**PROVIDED ENTRIES**:
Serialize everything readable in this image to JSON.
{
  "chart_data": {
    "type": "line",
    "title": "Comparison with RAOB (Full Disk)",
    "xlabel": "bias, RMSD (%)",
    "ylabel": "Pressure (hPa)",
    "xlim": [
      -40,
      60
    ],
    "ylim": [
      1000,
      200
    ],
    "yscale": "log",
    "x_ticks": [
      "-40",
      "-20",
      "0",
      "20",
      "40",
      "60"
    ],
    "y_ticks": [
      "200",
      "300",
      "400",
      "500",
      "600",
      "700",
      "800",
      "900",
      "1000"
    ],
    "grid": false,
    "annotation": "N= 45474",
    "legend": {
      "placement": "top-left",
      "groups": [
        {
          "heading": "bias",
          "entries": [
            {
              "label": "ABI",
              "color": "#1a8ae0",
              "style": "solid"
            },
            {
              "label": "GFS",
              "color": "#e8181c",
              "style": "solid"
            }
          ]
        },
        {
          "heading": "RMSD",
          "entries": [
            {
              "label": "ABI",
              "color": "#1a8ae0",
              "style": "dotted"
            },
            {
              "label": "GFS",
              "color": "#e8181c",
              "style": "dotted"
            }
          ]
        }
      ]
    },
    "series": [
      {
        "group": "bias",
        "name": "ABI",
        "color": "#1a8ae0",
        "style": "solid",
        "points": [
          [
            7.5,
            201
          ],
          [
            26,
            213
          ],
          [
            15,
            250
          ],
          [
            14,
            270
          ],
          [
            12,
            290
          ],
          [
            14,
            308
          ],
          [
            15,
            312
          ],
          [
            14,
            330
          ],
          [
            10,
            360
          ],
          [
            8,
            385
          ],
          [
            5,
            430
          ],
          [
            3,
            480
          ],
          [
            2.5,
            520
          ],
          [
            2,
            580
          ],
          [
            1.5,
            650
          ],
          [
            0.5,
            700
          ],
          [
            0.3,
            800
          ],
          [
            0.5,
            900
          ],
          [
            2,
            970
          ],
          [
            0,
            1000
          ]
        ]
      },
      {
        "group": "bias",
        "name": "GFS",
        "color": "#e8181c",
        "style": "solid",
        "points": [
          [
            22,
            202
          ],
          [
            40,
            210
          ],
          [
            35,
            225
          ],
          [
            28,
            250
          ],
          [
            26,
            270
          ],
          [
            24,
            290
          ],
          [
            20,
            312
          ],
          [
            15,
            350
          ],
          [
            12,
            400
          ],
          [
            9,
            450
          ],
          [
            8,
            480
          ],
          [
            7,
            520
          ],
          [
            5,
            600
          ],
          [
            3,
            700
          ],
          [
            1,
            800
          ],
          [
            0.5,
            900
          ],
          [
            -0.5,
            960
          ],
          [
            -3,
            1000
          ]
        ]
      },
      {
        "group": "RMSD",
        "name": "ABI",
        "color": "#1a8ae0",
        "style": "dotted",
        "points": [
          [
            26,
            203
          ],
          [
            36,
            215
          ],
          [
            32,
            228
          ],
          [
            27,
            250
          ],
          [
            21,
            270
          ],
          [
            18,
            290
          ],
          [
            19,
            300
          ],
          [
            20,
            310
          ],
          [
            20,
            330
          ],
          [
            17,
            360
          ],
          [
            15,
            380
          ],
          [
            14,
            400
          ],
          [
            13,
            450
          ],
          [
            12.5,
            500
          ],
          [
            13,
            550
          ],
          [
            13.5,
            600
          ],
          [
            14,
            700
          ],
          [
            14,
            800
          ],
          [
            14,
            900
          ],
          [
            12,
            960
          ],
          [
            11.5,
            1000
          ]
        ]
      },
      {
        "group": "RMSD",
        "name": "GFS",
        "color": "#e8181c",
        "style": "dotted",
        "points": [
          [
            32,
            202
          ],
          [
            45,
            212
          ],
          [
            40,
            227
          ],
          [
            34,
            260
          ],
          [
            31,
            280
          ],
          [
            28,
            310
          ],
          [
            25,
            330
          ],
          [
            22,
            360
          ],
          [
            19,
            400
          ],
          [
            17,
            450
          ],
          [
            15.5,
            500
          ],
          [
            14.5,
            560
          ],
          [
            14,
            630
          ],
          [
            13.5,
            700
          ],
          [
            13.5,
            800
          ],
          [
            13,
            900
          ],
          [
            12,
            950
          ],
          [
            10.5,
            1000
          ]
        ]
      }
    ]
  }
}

**WHAT YOU ARE ASKED TO DO**: Produce a verbatim transcription of the entries above.

**FINISHED ANSWER**:
Serialize everything readable in this image to JSON.
{
  "chart_data": {
    "type": "line",
    "title": "Comparison with RAOB (Full Disk)",
    "xlabel": "bias, RMSD (%)",
    "ylabel": "Pressure (hPa)",
    "xlim": [
      -40,
      60
    ],
    "ylim": [
      1000,
      200
    ],
    "yscale": "log",
    "x_ticks": [
      "-40",
      "-20",
      "0",
      "20",
      "40",
      "60"
    ],
    "y_ticks": [
      "200",
      "300",
      "400",
      "500",
      "600",
      "700",
      "800",
      "900",
      "1000"
    ],
    "grid": false,
    "annotation": "N= 45474",
    "legend": {
      "placement": "top-left",
      "groups": [
        {
          "heading": "bias",
          "entries": [
            {
              "label": "ABI",
              "color": "#1a8ae0",
              "style": "solid"
            },
            {
              "label": "GFS",
              "color": "#e8181c",
              "style": "solid"
            }
          ]
        },
        {
          "heading": "RMSD",
          "entries": [
            {
              "label": "ABI",
              "color": "#1a8ae0",
              "style": "dotted"
            },
            {
              "label": "GFS",
              "color": "#e8181c",
              "style": "dotted"
            }
          ]
        }
      ]
    },
    "series": [
      {
        "group": "bias",
        "name": "ABI",
        "color": "#1a8ae0",
        "style": "solid",
        "points": [
          [
            7.5,
            201
          ],
          [
            26,
            213
          ],
          [
            15,
            250
          ],
          [
            14,
            270
          ],
          [
            12,
            290
          ],
          [
            14,
            308
          ],
          [
            15,
            312
          ],
          [
            14,
            330
          ],
          [
            10,
            360
          ],
          [
            8,
            385
          ],
          [
            5,
            430
          ],
          [
            3,
            480
          ],
          [
            2.5,
            520
          ],
          [
            2,
            580
          ],
          [
            1.5,
            650
          ],
          [
            0.5,
            700
          ],
          [
            0.3,
            800
          ],
          [
            0.5,
            900
          ],
          [
            2,
            970
          ],
          [
            0,
            1000
          ]
        ]
      },
      {
        "group": "bias",
        "name": "GFS",
        "color": "#e8181c",
        "style": "solid",
        "points": [
          [
            22,
            202
          ],
          [
            40,
            210
          ],
          [
            35,
            225
          ],
          [
            28,
            250
          ],
          [
            26,
            270
          ],
          [
            24,
            290
          ],
          [
            20,
            312
          ],
          [
            15,
            350
          ],
          [
            12,
            400
          ],
          [
            9,
            450
          ],
          [
            8,
            480
          ],
          [
            7,
            520
          ],
          [
            5,
            600
          ],
          [
            3,
            700
          ],
          [
            1,
            800
          ],
          [
            0.5,
            900
          ],
          [
            -0.5,
            960
          ],
          [
            -3,
            1000
          ]
        ]
      },
      {
        "group": "RMSD",
        "name": "ABI",
        "color": "#1a8ae0",
        "style": "dotted",
        "points": [
          [
            26,
            203
          ],
          [
            36,
            215
          ],
          [
            32,
            228
          ],
          [
            27,
            250
          ],
          [
            21,
            270
          ],
          [
            18,
            290
          ],
          [
            19,
            300
          ],
          [
            20,
            310
          ],
          [
            20,
            330
          ],
          [
            17,
            360
          ],
          [
            15,
            380
          ],
          [
            14,
            400
          ],
          [
            13,
            450
          ],
          [
            12.5,
            500
          ],
          [
            13,
            550
          ],
          [
            13.5,
            600
          ],
          [
            14,
            700
          ],
          [
            14,
            800
          ],
          [
            14,
            900
          ],
          [
            12,
            960
          ],
          [
            11.5,
            1000
          ]
        ]
      },
      {
        "group": "RMSD",
        "name": "GFS",
        "color": "#e8181c",
        "style": "dotted",
        "points": [
          [
            32,
            202
          ],
          [
            45,
            212
          ],
          [
            40,
            227
          ],
          [
            34,
            260
          ],
          [
            31,
            280
          ],
          [
            28,
            310
          ],
          [
            25,
            330
          ],
          [
            22,
            360
          ],
          [
            19,
            400
          ],
          [
            17,
            450
          ],
          [
            15.5,
            500
          ],
          [
            14.5,
            560
          ],
          [
            14,
            630
          ],
          [
            13.5,
            700
          ],
          [
            13.5,
            800
          ],
          [
            13,
            900
          ],
          [
            12,
            950
          ],
          [
            10.5,
            1000
          ]
        ]
      }
    ]
  }
}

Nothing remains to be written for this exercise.